# EXCERPTED PASSAGE:
|---|
Int. J. Environ. Res. Public Health 2018, 15(7), 1453; https://doi.org/10.3390/ijerph15071453
Submission received: 29 May 2018 / Revised: 1 July 2018 / Accepted: 7 July 2018 / Published: 10 July 2018

Abstract

:
Ischemic heart disease (IHD) is among the leading causes of death worldwide. Methylenetetrahydrofolate reductase (MTHFR) polymorphisms have been associated with IHD risk, but the findings presented with heterogeneity. The purpose of the present meta-analysis was to provide an updated evaluation by integrating machine-learning based analytics to examine the potential source of heterogeneity on the associations between MTHFR polymorphisms and the risk of various subtypes of IHD, as well as the possible impact of air pollution on MTHFR polymorphisms and IHD risks. A comprehensive search of various databases was conducted to locate 123 studies (29,697 cases and 31,028 controls) for MTHFR C677T, and 18 studies (7158 cases and 5482 controls) for MTHFR A1298C. Overall, MTHFR 677 polymorphisms were risks for IHD (TT: Risk ratio (RR) = 1.23, p < 0.0001; CT: RR = 1.04, p = 0.0028, and TT plus CT: RR = 1.09, p < 0.0001). In contrast, MTHFR 677 CC wildtype was protective against IHD (RR = 0.91, p < 0.00001) for overall populations. Three countries with elevated IHD risks from MTHFR C677T polymorphism with RR >2 included India, Turkey, and Tunisia. Meta-predictive analysis revealed that increased air pollution was associated with increased MTHFR 677 TT and CT polymorphisms in both the case and control group (p < 0.05), with the trend of increased IHD risk resulting from increased air pollution. These results associate the potential inflammatory pathway with air pollution and the folate pathway with MTHFR polymorphism. Future intervention studies can be designed to mitigate MTHFR enzyme deficiencies resulting from gene polymorphisms to prevent IHDs for at-risk populations.
|---|
# DATA EXTRACT:
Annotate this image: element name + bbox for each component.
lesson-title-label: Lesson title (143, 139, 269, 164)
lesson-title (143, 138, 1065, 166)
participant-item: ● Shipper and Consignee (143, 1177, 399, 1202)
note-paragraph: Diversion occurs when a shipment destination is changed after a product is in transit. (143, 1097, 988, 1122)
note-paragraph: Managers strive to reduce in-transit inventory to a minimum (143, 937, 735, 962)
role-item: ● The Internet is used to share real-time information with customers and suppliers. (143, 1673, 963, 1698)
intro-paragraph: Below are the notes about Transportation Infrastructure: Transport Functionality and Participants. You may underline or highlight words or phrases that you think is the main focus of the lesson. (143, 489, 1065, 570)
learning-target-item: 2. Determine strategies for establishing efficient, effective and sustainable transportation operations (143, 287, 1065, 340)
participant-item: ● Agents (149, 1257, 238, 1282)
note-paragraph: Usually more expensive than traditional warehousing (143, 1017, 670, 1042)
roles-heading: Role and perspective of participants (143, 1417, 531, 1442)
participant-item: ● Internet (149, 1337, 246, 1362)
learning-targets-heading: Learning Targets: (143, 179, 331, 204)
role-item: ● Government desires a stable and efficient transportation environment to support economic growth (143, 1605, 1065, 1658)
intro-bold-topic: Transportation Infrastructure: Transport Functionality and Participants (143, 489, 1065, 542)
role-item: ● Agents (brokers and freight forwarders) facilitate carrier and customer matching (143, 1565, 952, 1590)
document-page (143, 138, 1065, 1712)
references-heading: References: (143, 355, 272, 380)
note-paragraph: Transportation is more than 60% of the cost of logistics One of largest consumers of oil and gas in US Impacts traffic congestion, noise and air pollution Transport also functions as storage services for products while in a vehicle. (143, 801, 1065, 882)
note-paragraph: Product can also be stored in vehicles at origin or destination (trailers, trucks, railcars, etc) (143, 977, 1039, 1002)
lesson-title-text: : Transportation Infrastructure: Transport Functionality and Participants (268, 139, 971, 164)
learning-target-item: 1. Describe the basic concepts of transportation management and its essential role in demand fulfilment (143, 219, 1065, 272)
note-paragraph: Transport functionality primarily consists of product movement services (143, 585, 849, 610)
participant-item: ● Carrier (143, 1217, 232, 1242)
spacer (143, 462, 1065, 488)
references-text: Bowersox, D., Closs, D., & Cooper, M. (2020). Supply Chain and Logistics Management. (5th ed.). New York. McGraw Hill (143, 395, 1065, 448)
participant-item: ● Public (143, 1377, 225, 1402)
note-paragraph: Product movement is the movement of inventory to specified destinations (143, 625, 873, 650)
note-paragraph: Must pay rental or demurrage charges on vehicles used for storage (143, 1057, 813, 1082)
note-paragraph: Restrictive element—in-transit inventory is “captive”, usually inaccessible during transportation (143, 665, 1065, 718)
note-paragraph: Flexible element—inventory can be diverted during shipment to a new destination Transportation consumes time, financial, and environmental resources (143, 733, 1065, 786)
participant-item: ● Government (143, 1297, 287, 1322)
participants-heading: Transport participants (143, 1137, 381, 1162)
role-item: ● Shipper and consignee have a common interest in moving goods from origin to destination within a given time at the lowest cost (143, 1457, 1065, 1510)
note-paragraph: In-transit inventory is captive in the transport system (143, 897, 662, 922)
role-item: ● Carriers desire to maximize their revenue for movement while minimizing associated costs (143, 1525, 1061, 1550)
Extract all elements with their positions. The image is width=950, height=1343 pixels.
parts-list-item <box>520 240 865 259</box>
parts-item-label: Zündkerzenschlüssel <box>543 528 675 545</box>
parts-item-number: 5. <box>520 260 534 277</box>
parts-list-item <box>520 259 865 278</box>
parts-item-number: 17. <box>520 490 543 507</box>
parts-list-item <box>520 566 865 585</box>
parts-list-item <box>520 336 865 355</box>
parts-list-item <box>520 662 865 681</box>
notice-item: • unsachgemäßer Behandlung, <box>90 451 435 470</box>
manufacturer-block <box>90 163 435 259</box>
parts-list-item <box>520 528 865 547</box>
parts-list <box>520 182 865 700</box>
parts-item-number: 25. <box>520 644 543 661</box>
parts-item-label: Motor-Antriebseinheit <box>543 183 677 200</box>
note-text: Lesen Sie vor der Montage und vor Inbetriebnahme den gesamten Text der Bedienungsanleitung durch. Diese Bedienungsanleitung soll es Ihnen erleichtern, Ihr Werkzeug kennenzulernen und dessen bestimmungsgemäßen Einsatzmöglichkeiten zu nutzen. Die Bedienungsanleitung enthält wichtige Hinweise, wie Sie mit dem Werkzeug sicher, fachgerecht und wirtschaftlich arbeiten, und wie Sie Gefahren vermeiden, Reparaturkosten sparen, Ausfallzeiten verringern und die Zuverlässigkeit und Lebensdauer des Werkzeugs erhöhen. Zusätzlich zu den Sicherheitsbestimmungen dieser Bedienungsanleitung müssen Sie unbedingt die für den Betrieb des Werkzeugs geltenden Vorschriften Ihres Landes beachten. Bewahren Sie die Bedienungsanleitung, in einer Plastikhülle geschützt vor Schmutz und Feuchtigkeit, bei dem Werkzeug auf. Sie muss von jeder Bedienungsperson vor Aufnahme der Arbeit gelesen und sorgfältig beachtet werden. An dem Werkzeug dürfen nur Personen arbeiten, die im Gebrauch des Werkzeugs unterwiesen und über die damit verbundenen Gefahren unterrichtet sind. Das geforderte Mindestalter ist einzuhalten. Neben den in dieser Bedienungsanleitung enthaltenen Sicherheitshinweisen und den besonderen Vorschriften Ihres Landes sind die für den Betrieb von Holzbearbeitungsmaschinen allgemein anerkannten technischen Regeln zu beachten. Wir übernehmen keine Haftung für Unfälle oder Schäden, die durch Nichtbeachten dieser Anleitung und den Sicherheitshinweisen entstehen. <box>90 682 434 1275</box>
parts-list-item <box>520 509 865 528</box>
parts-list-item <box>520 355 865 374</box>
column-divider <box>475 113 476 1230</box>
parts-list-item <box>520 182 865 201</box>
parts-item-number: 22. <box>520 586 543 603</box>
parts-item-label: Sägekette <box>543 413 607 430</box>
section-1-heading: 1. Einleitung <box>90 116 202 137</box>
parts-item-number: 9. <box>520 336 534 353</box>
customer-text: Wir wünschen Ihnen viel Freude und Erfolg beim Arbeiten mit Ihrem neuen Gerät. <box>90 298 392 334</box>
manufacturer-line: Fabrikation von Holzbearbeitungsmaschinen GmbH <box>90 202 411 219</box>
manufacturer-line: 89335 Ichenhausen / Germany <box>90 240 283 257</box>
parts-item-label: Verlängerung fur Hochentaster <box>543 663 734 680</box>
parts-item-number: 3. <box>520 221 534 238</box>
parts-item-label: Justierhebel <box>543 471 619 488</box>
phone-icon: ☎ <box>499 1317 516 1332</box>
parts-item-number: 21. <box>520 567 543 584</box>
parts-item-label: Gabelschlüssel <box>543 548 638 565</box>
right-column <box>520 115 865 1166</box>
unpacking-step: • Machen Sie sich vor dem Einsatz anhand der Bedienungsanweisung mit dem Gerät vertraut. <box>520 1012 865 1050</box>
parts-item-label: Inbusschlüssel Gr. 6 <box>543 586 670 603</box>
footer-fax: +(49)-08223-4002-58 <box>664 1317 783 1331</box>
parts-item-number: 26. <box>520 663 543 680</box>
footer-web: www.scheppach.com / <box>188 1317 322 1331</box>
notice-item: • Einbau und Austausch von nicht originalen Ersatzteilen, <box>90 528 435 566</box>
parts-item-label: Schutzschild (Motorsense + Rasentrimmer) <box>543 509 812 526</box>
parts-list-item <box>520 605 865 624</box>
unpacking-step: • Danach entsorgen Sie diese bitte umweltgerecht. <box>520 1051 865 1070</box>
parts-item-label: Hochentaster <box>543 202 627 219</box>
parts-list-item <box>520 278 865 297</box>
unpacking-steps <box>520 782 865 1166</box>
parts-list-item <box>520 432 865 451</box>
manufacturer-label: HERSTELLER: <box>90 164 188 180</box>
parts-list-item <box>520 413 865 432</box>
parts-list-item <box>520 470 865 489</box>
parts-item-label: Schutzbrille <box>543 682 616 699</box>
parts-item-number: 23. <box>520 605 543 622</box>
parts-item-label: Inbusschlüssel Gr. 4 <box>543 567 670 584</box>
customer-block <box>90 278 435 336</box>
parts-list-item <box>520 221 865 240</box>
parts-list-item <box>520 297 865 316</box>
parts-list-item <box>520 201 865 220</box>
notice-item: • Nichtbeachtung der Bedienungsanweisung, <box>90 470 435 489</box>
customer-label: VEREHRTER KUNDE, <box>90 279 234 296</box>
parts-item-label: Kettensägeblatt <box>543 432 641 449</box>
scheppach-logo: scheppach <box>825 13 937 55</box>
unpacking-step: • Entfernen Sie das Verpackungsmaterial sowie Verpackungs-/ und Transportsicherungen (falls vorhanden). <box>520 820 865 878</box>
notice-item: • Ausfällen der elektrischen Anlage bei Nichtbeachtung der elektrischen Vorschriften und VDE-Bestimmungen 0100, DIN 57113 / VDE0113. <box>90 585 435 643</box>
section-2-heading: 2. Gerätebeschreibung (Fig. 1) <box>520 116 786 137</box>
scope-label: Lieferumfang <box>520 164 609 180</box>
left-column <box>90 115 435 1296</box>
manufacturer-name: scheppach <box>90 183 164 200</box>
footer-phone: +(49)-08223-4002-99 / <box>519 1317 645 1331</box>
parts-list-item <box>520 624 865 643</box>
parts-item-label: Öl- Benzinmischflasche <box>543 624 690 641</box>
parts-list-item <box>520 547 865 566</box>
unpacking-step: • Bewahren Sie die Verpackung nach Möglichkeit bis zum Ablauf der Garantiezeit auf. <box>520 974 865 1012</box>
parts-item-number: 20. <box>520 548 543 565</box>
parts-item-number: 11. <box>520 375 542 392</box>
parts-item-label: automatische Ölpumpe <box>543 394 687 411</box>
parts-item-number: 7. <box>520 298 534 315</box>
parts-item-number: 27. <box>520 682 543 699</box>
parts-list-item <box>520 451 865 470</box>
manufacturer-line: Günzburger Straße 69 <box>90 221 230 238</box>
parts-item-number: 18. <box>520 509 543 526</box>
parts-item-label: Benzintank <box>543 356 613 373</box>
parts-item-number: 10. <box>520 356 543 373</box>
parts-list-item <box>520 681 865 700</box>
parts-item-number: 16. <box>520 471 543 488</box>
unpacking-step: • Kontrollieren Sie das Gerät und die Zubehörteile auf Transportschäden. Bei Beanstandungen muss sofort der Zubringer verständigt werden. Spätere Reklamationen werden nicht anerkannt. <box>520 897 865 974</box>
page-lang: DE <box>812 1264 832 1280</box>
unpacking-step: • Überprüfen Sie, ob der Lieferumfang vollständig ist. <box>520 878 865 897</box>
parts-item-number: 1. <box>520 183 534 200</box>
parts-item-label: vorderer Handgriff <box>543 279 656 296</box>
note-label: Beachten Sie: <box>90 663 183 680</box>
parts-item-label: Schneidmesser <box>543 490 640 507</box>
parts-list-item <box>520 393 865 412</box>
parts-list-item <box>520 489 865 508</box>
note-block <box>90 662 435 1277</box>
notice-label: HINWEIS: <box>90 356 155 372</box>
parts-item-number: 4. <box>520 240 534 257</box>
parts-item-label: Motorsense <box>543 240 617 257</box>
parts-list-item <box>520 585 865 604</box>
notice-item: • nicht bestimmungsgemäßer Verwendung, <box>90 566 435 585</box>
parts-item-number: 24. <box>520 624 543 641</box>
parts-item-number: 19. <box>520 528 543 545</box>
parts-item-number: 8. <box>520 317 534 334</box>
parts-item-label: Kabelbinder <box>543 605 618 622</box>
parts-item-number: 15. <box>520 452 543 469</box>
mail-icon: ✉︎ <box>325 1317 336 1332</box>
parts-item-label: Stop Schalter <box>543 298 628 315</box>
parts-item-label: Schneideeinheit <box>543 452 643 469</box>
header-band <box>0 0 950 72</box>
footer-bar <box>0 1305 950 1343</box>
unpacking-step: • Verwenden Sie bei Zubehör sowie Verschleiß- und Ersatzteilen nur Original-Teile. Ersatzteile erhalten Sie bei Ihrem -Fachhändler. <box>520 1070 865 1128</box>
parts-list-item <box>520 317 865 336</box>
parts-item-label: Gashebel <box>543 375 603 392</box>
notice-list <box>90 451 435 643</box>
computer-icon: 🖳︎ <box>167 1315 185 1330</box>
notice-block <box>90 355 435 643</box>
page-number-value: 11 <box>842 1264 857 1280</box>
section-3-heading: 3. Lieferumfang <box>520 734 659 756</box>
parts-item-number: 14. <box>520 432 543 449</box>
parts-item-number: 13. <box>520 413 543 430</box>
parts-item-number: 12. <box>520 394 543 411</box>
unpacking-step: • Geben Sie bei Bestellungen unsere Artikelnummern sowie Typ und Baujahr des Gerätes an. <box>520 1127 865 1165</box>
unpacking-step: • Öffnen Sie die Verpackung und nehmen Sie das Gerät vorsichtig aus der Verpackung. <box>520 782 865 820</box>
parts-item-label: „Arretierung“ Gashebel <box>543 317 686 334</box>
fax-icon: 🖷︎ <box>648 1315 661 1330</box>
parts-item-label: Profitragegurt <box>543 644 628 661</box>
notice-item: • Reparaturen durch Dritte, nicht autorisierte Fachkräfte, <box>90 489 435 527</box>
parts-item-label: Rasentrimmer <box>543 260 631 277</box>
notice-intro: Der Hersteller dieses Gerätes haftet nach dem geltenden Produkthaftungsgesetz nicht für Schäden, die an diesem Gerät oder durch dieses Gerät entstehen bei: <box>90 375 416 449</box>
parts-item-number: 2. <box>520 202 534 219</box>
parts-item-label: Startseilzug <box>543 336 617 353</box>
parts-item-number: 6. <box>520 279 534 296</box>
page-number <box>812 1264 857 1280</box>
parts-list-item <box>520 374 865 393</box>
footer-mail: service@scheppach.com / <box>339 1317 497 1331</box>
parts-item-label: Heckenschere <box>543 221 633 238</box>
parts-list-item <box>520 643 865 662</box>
|---|
# PROBLEM REQUIREMENTS:
Summarize the abstract on MTHFR polymorphisms and ischemic heart disease in two sentences. The material plays no part in what follows.

# THE ANSWER:
This meta-analysis pooled 123 studies of MTHFR C677T and 18 studies of MTHFR A1298C and found that MTHFR 677 polymorphisms were risks for ischemic heart disease, while the 677 CC wildtype was protective, with risk ratios above 2 in India, Turkey, and Tunisia. Meta-predictive analysis associated increased air pollution with increased MTHFR 677 TT and CT polymorphisms in both cases and controls, with a trend of increased IHD risk.